* [Task details]: Using the material below, work out how many lines contain the word "具有毒刺或毒牙的生物". Reply with the number and nothing more.

(Stored records)
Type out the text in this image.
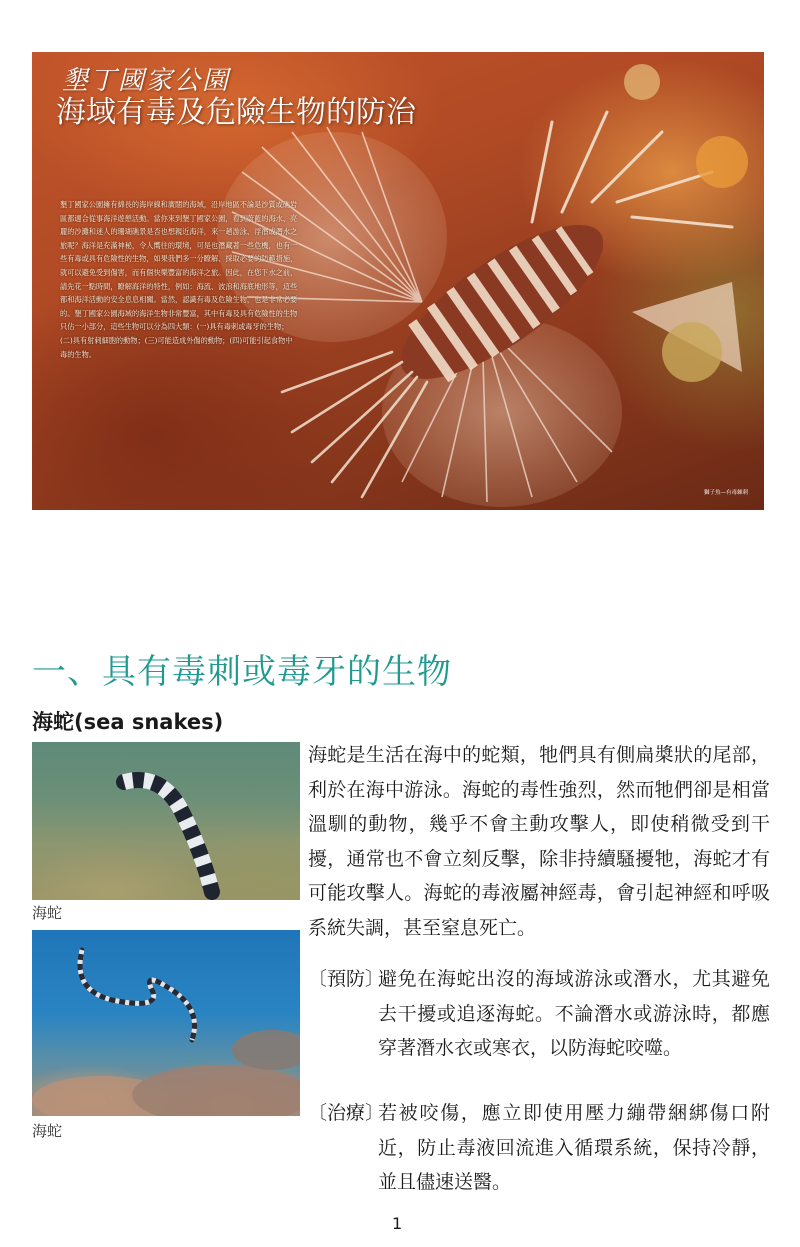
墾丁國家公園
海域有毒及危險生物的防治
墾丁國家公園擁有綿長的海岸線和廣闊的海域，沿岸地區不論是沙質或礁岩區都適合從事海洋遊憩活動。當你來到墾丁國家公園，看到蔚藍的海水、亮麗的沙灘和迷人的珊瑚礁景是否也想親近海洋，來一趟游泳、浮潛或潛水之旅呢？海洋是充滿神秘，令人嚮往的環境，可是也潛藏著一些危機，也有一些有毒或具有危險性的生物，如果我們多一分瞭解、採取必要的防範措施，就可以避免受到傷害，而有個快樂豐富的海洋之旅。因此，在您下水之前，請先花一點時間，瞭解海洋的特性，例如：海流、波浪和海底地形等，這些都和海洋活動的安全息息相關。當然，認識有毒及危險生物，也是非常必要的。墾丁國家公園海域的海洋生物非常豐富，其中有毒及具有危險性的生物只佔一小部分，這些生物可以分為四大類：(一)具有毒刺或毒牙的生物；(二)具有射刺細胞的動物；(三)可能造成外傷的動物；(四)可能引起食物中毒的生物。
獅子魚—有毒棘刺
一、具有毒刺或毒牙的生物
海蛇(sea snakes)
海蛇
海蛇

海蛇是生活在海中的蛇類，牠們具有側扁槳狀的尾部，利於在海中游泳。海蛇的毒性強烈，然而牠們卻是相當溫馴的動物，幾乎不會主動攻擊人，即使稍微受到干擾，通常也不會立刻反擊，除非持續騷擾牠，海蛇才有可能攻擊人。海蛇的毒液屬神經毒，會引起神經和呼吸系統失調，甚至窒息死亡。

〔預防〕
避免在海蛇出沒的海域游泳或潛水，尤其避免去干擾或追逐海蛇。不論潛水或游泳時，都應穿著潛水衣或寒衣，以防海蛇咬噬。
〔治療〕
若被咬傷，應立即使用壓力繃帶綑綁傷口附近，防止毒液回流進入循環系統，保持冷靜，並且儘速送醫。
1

* [Task result]: 2